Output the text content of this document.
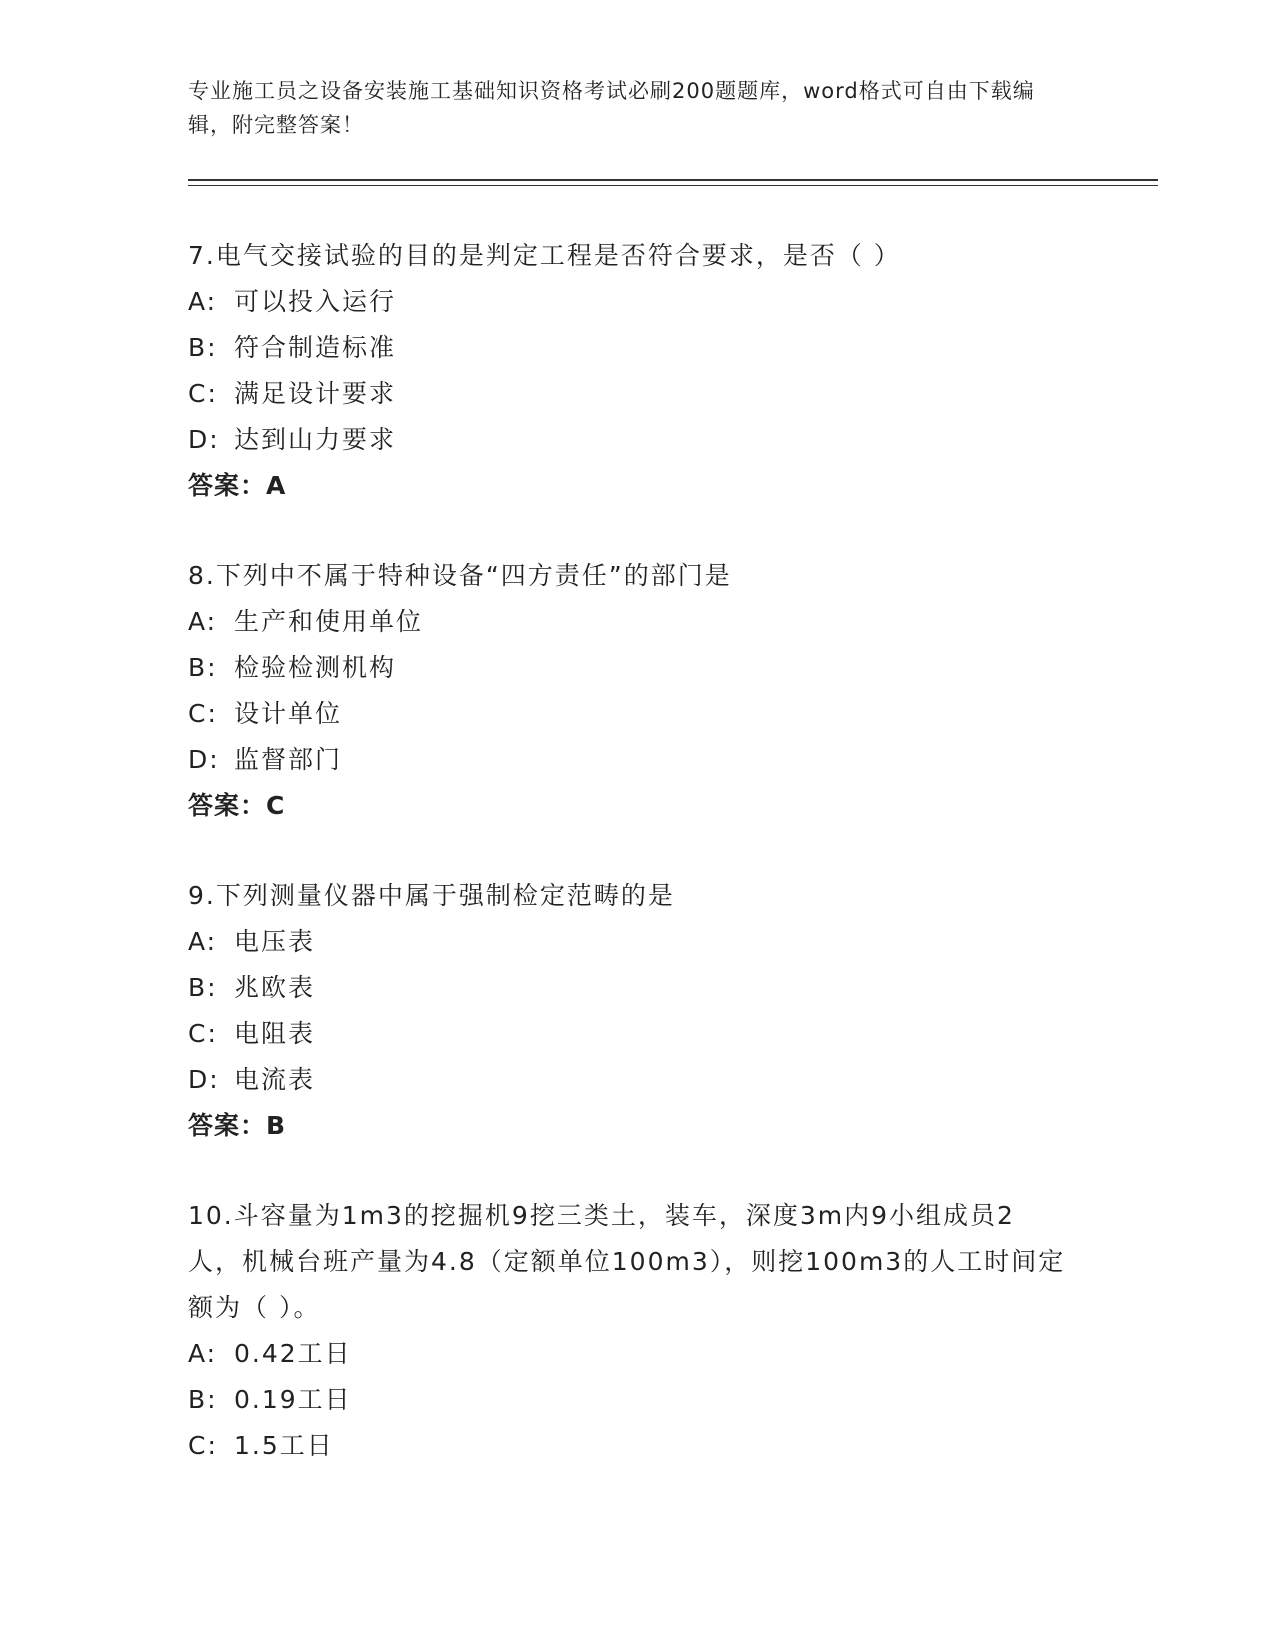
专业施工员之设备安装施工基础知识资格考试必刷200题题库，word格式可自由下载编辑，附完整答案！
7.电气交接试验的目的是判定工程是否符合要求，是否（ ）
A: 可以投入运行
B: 符合制造标准
C: 满足设计要求
D: 达到山力要求
答案：A
8.下列中不属于特种设备“四方责任”的部门是
A: 生产和使用单位
B: 检验检测机构
C: 设计单位
D: 监督部门
答案：C
9.下列测量仪器中属于强制检定范畴的是
A: 电压表
B: 兆欧表
C: 电阻表
D: 电流表
答案：B
10.斗容量为1m3的挖掘机9挖三类土，装车，深度3m内9小组成员2人，机械台班产量为4.8（定额单位100m3），则挖100m3的人工时间定额为（ ）。
A: 0.42工日
B: 0.19工日
C: 1.5工日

*Written request*: Give back all entries exactly. No pictures belong in the copy.

*Exercise response*:
Output the text content of this document.
专业施工员之设备安装施工基础知识资格考试必刷200题题库，word格式可自由下载编辑，附完整答案！
7.电气交接试验的目的是判定工程是否符合要求，是否（ ）
A: 可以投入运行
B: 符合制造标准
C: 满足设计要求
D: 达到山力要求
答案：A
8.下列中不属于特种设备“四方责任”的部门是
A: 生产和使用单位
B: 检验检测机构
C: 设计单位
D: 监督部门
答案：C
9.下列测量仪器中属于强制检定范畴的是
A: 电压表
B: 兆欧表
C: 电阻表
D: 电流表
答案：B
10.斗容量为1m3的挖掘机9挖三类土，装车，深度3m内9小组成员2人，机械台班产量为4.8（定额单位100m3），则挖100m3的人工时间定额为（ ）。
A: 0.42工日
B: 0.19工日
C: 1.5工日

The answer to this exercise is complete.